##### DATA SECTION
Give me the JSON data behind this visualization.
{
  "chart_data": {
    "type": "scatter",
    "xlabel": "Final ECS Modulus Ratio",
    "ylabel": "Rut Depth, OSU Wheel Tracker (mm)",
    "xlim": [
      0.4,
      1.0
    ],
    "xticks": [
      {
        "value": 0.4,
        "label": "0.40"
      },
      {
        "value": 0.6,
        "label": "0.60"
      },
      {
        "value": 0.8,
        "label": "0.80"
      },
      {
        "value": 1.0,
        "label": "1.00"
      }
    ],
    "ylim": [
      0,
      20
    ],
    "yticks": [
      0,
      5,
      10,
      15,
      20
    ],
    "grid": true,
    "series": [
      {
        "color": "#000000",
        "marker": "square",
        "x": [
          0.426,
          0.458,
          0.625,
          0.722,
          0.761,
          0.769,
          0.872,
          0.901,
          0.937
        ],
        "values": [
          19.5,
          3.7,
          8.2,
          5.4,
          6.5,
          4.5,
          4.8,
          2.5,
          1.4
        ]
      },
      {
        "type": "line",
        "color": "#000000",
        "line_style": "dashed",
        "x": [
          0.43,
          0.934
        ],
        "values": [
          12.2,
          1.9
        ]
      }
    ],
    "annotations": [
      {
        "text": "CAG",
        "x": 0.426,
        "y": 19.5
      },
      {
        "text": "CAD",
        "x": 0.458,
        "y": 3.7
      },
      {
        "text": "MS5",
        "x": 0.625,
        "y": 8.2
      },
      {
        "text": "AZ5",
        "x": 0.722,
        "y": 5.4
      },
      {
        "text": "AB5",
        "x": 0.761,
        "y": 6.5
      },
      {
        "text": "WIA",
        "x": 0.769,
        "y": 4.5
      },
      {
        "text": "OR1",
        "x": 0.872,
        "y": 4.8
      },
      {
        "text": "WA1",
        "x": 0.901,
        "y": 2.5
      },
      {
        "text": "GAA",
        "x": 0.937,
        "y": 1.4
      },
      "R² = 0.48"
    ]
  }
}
##########
> [DO THIS] Restate every line of the data word for word.

> [SOLUTION]
Give me the JSON data behind this visualization.
{
  "chart_data": {
    "type": "scatter",
    "xlabel": "Final ECS Modulus Ratio",
    "ylabel": "Rut Depth, OSU Wheel Tracker (mm)",
    "xlim": [
      0.4,
      1.0
    ],
    "xticks": [
      {
        "value": 0.4,
        "label": "0.40"
      },
      {
        "value": 0.6,
        "label": "0.60"
      },
      {
        "value": 0.8,
        "label": "0.80"
      },
      {
        "value": 1.0,
        "label": "1.00"
      }
    ],
    "ylim": [
      0,
      20
    ],
    "yticks": [
      0,
      5,
      10,
      15,
      20
    ],
    "grid": true,
    "series": [
      {
        "color": "#000000",
        "marker": "square",
        "x": [
          0.426,
          0.458,
          0.625,
          0.722,
          0.761,
          0.769,
          0.872,
          0.901,
          0.937
        ],
        "values": [
          19.5,
          3.7,
          8.2,
          5.4,
          6.5,
          4.5,
          4.8,
          2.5,
          1.4
        ]
      },
      {
        "type": "line",
        "color": "#000000",
        "line_style": "dashed",
        "x": [
          0.43,
          0.934
        ],
        "values": [
          12.2,
          1.9
        ]
      }
    ],
    "annotations": [
      {
        "text": "CAG",
        "x": 0.426,
        "y": 19.5
      },
      {
        "text": "CAD",
        "x": 0.458,
        "y": 3.7
      },
      {
        "text": "MS5",
        "x": 0.625,
        "y": 8.2
      },
      {
        "text": "AZ5",
        "x": 0.722,
        "y": 5.4
      },
      {
        "text": "AB5",
        "x": 0.761,
        "y": 6.5
      },
      {
        "text": "WIA",
        "x": 0.769,
        "y": 4.5
      },
      {
        "text": "OR1",
        "x": 0.872,
        "y": 4.8
      },
      {
        "text": "WA1",
        "x": 0.901,
        "y": 2.5
      },
      {
        "text": "GAA",
        "x": 0.937,
        "y": 1.4
      },
      "R² = 0.48"
    ]
  }
}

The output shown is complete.